Ingredientes:
* Para la masa:
* Para rebozar:
* Aceite para freír.
Proceso:
Del litro de leche separamos un poco para deshacer la harina y que no nos queden grumos.
Añadiremos en una olla a fuego medio la leche restante, el azúcar, la canela en rama, la piel de la naranja y la del limón y lo llevamos a ebullición.
Una vez empiece a hervir es el momento de agregar la leche que habíamos separado con la harina, este momento es importante, bajamos el fuego y no dejamos de remover intentando que no se formen grumitos o que sean los menos posibles.
No hace falta sacar las pieles y la rama de canela, ya que lo podremos sacar al final, pero si lo preferís podéis sacarlas en este momento.
La mezcla debe volver a hervir, pero a fuego lento, debe quedar bastante densa, si la dejamos como en la foto nos será imposible “freir” la leche. Pensad que esta masa la vamos a cortar, no debe ser liquida, pero ¡Ojo! Al sacarla acabará de cuajar, por lo tanto, y éste ha sido mi talón de Aquiles, debéis encontrar el punto. Es una textura más densa que la de una crema (ains no sé si me estoy explicando, pero si la hacéis seguro que me entendéis).

[Extractos del conjunto de datos]

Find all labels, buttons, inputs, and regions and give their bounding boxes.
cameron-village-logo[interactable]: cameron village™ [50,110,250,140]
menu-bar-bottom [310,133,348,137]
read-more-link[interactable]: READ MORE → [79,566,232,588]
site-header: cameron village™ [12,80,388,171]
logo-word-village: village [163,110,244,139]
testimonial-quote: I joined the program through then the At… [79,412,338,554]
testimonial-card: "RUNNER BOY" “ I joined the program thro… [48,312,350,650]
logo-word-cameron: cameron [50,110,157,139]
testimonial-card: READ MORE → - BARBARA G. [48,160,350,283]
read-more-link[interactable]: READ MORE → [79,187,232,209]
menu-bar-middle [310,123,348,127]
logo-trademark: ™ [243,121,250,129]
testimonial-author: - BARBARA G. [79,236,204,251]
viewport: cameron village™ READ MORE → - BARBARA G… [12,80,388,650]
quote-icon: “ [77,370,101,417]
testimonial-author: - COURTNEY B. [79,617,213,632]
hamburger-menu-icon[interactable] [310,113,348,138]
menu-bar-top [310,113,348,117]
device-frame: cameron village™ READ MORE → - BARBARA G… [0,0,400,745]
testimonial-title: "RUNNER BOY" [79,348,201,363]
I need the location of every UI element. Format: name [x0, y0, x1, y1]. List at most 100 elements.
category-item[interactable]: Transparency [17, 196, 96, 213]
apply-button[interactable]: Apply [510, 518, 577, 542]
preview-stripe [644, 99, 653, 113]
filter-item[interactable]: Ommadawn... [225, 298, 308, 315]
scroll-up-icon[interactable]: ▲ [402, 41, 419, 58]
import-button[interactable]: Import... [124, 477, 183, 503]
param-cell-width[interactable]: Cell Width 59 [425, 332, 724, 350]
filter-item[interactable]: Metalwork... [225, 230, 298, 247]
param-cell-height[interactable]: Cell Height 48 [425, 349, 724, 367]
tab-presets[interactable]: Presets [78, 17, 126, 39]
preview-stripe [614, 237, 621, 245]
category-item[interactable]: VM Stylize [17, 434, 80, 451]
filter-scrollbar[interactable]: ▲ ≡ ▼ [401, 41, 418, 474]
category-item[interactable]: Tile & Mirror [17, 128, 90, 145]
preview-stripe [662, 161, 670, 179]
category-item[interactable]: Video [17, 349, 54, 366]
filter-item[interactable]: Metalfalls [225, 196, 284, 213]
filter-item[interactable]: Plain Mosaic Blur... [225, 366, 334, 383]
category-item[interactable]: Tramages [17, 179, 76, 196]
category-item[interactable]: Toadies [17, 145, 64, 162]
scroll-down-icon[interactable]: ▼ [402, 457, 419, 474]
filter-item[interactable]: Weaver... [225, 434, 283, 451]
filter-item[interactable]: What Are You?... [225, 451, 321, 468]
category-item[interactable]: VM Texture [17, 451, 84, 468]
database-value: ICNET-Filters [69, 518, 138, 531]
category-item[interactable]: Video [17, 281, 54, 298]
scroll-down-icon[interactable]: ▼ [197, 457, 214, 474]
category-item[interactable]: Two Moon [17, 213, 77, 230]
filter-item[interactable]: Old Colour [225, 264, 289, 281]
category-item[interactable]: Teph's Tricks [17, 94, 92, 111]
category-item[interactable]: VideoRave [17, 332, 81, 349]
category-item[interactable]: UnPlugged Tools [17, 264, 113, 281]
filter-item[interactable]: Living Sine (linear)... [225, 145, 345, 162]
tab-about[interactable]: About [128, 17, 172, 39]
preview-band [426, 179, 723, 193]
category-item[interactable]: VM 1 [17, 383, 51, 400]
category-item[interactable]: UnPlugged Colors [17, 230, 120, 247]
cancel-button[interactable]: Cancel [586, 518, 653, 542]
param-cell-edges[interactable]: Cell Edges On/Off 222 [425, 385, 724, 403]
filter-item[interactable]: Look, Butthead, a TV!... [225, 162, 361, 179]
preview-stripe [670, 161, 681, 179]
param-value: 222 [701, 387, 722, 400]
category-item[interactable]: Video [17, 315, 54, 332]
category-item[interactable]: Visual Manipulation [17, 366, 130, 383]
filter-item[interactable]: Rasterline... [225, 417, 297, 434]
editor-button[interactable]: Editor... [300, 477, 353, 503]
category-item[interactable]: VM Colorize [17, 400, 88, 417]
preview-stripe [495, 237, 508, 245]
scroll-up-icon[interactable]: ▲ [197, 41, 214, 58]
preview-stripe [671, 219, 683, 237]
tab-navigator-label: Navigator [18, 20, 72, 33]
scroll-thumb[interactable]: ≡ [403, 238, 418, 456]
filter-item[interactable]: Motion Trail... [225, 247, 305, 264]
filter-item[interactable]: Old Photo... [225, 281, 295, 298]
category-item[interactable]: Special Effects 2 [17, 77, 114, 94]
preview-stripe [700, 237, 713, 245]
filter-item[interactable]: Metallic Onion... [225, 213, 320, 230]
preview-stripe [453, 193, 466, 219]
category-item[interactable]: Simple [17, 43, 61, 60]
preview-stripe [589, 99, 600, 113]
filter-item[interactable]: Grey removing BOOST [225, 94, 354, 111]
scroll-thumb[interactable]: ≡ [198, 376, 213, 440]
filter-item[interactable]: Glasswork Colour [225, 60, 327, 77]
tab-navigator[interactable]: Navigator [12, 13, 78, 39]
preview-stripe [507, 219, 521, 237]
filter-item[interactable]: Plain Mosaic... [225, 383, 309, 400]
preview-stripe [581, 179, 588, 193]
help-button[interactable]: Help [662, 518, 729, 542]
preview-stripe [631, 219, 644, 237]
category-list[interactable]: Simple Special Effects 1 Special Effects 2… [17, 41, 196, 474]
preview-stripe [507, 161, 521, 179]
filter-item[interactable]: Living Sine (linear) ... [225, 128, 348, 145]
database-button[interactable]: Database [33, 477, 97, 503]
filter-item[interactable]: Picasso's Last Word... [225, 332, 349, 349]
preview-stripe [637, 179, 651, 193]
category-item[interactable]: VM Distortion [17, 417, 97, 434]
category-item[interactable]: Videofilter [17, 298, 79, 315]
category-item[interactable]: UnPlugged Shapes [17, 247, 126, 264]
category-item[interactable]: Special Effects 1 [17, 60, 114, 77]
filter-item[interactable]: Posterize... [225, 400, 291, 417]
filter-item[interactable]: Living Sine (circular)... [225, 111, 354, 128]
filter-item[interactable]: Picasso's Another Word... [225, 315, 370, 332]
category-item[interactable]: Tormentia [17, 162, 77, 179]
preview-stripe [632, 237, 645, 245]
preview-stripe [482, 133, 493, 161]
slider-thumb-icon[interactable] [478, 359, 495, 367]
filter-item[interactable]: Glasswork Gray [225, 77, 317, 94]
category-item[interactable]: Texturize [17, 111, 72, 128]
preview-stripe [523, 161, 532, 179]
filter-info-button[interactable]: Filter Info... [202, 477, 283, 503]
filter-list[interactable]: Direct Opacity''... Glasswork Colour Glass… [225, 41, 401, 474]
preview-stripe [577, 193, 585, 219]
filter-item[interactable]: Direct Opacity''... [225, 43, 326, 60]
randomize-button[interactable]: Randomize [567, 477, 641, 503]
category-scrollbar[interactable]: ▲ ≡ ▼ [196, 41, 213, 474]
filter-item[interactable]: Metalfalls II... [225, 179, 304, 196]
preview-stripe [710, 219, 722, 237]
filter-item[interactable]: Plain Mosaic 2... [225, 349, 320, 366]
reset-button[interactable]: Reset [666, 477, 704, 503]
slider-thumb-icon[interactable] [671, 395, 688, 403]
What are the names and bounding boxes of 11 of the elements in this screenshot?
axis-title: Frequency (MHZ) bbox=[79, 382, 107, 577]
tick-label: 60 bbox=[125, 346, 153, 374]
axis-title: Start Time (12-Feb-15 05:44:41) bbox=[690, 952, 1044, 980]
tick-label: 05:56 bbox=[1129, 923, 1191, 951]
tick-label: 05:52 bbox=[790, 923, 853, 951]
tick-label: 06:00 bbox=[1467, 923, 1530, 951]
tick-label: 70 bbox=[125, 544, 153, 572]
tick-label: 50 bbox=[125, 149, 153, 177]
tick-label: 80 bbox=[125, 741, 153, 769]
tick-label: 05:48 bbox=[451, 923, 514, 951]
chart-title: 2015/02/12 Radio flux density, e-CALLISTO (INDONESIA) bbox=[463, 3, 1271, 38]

> Qué harás
Transcribe sin cambios el pasaje de la receta que va desde "Una vez empiece" hasta "los menos posibles.", ambos incluidos.

> Tu solución
Una vez empiece a hervir es el momento de agregar la leche que habíamos separado con la harina, este momento es importante, bajamos el fuego y no dejamos de remover intentando que no se formen grumitos o que sean los menos posibles.